● **Short problem**: Copy every line, leaving nothing out and adding nothing.

Dataset entries
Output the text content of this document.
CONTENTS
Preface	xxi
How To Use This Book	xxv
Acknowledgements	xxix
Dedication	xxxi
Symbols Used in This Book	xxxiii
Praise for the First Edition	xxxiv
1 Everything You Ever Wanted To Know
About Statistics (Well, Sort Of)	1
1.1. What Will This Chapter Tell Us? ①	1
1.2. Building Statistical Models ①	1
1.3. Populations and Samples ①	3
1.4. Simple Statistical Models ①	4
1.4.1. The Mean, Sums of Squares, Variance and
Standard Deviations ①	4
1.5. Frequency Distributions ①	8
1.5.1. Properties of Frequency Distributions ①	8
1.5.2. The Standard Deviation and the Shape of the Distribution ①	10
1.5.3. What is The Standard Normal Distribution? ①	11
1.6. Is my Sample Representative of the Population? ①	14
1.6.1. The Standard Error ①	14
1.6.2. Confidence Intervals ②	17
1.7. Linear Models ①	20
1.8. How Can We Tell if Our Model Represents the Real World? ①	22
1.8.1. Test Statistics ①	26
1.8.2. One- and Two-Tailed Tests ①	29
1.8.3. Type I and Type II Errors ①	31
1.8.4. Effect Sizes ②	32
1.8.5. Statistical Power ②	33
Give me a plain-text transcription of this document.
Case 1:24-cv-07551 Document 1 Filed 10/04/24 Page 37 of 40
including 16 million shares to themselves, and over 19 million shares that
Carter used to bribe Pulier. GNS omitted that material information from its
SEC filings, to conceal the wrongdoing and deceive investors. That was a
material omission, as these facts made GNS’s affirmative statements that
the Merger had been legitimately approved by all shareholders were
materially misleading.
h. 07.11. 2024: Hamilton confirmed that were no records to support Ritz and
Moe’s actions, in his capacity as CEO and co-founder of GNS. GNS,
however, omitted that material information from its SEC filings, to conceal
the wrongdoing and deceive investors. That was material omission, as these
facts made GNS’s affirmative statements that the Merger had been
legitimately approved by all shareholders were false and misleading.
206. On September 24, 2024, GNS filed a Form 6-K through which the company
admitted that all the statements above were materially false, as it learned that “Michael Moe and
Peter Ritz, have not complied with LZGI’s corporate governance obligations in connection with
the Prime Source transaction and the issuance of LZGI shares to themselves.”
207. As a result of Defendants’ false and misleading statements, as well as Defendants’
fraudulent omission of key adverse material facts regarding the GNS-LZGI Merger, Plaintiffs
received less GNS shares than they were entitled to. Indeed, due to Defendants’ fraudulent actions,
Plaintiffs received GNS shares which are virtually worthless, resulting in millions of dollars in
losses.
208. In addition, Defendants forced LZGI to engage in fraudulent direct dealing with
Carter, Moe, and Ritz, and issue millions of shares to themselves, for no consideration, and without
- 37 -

● **Reply**:
Output the text content of this document.
CONTENTS
Preface	xxi
How To Use This Book	xxv
Acknowledgements	xxix
Dedication	xxxi
Symbols Used in This Book	xxxiii
Praise for the First Edition	xxxiv
1 Everything You Ever Wanted To Know
About Statistics (Well, Sort Of)	1
1.1. What Will This Chapter Tell Us? ①	1
1.2. Building Statistical Models ①	1
1.3. Populations and Samples ①	3
1.4. Simple Statistical Models ①	4
1.4.1. The Mean, Sums of Squares, Variance and
Standard Deviations ①	4
1.5. Frequency Distributions ①	8
1.5.1. Properties of Frequency Distributions ①	8
1.5.2. The Standard Deviation and the Shape of the Distribution ①	10
1.5.3. What is The Standard Normal Distribution? ①	11
1.6. Is my Sample Representative of the Population? ①	14
1.6.1. The Standard Error ①	14
1.6.2. Confidence Intervals ②	17
1.7. Linear Models ①	20
1.8. How Can We Tell if Our Model Represents the Real World? ①	22
1.8.1. Test Statistics ①	26
1.8.2. One- and Two-Tailed Tests ①	29
1.8.3. Type I and Type II Errors ①	31
1.8.4. Effect Sizes ②	32
1.8.5. Statistical Power ②	33
Give me a plain-text transcription of this document.
Case 1:24-cv-07551 Document 1 Filed 10/04/24 Page 37 of 40
including 16 million shares to themselves, and over 19 million shares that
Carter used to bribe Pulier. GNS omitted that material information from its
SEC filings, to conceal the wrongdoing and deceive investors. That was a
material omission, as these facts made GNS’s affirmative statements that
the Merger had been legitimately approved by all shareholders were
materially misleading.
h. 07.11. 2024: Hamilton confirmed that were no records to support Ritz and
Moe’s actions, in his capacity as CEO and co-founder of GNS. GNS,
however, omitted that material information from its SEC filings, to conceal
the wrongdoing and deceive investors. That was material omission, as these
facts made GNS’s affirmative statements that the Merger had been
legitimately approved by all shareholders were false and misleading.
206. On September 24, 2024, GNS filed a Form 6-K through which the company
admitted that all the statements above were materially false, as it learned that “Michael Moe and
Peter Ritz, have not complied with LZGI’s corporate governance obligations in connection with
the Prime Source transaction and the issuance of LZGI shares to themselves.”
207. As a result of Defendants’ false and misleading statements, as well as Defendants’
fraudulent omission of key adverse material facts regarding the GNS-LZGI Merger, Plaintiffs
received less GNS shares than they were entitled to. Indeed, due to Defendants’ fraudulent actions,
Plaintiffs received GNS shares which are virtually worthless, resulting in millions of dollars in
losses.
208. In addition, Defendants forced LZGI to engage in fraudulent direct dealing with
Carter, Moe, and Ritz, and issue millions of shares to themselves, for no consideration, and without
- 37 -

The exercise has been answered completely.